Exactly repeat the full listing that follows.

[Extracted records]
--------------------

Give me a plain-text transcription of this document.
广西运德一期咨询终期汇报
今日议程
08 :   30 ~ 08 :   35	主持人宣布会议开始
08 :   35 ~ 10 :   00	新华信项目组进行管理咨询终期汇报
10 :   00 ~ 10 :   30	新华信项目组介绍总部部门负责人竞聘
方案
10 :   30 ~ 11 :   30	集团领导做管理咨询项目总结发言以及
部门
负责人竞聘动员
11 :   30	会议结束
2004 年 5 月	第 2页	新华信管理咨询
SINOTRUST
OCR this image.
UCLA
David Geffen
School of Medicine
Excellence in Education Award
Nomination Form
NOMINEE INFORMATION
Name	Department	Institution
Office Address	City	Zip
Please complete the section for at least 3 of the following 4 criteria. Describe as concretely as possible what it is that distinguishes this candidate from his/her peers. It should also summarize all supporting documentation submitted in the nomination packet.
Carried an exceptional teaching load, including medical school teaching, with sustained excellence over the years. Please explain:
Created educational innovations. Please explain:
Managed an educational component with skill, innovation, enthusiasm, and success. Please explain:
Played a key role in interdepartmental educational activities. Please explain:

--------------------

__Answer for the task__.
Give me a plain-text transcription of this document.
广西运德一期咨询终期汇报
今日议程
08 :   30 ~ 08 :   35	主持人宣布会议开始
08 :   35 ~ 10 :   00	新华信项目组进行管理咨询终期汇报
10 :   00 ~ 10 :   30	新华信项目组介绍总部部门负责人竞聘
方案
10 :   30 ~ 11 :   30	集团领导做管理咨询项目总结发言以及
部门
负责人竞聘动员
11 :   30	会议结束
2004 年 5 月	第 2页	新华信管理咨询
SINOTRUST
OCR this image.
UCLA
David Geffen
School of Medicine
Excellence in Education Award
Nomination Form
NOMINEE INFORMATION
Name	Department	Institution
Office Address	City	Zip
Please complete the section for at least 3 of the following 4 criteria. Describe as concretely as possible what it is that distinguishes this candidate from his/her peers. It should also summarize all supporting documentation submitted in the nomination packet.
Carried an exceptional teaching load, including medical school teaching, with sustained excellence over the years. Please explain:
Created educational innovations. Please explain:
Managed an educational component with skill, innovation, enthusiasm, and success. Please explain:
Played a key role in interdepartmental educational activities. Please explain:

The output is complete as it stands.